» WHAT TO PRODUCE: Tally how many lines include "Phật". The number is the whole answer.

-- begin ROWS --

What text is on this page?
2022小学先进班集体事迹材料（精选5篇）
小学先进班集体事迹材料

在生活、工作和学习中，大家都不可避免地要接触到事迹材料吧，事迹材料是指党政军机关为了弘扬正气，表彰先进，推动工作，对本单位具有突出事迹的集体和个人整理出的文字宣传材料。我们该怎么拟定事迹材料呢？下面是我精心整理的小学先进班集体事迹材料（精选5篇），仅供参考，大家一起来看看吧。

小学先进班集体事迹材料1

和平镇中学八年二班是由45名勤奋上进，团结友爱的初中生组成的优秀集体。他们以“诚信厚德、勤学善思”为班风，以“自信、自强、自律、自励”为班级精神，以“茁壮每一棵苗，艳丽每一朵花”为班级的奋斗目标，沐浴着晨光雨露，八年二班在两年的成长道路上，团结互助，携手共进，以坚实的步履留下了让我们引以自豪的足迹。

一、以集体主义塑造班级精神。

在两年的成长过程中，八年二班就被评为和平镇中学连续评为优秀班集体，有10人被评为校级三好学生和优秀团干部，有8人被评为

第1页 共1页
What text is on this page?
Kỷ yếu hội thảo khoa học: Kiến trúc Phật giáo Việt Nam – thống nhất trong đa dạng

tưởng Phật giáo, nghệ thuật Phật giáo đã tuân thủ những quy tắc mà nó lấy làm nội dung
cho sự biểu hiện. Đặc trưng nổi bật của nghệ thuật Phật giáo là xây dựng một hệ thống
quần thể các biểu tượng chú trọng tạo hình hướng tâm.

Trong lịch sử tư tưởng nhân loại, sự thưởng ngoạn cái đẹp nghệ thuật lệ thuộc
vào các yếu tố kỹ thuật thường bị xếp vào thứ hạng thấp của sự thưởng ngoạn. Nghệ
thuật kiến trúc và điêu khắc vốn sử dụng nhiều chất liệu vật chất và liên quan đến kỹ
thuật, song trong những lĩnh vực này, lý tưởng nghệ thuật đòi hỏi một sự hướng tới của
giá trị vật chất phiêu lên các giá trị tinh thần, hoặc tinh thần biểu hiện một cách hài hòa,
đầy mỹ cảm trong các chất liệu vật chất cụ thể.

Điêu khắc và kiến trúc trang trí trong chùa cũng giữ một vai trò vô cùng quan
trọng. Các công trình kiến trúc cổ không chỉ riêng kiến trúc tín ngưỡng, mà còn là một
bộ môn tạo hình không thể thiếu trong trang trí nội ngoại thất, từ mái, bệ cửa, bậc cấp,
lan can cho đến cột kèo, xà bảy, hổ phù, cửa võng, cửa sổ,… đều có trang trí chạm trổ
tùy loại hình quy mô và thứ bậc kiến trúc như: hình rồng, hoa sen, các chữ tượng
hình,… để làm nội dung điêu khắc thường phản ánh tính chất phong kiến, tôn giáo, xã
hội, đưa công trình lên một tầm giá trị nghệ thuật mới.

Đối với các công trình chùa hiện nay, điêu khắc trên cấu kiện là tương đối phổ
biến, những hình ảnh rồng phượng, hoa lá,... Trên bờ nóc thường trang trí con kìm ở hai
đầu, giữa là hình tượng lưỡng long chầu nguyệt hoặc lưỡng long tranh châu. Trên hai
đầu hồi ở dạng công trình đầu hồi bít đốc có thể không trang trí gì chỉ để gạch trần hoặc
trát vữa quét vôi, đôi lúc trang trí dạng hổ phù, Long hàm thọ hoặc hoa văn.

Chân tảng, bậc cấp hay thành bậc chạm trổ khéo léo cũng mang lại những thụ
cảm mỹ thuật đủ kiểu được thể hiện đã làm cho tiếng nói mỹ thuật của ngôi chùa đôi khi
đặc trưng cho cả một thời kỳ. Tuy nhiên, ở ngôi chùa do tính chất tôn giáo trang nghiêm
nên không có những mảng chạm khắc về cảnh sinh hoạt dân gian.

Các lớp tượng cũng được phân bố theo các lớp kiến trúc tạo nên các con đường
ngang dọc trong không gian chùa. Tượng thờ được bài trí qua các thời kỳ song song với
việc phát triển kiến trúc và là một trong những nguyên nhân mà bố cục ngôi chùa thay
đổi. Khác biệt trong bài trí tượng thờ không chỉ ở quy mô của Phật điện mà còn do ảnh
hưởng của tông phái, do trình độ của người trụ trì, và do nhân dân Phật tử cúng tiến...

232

-- end ROWS --

» WORKED SOLUTION: 5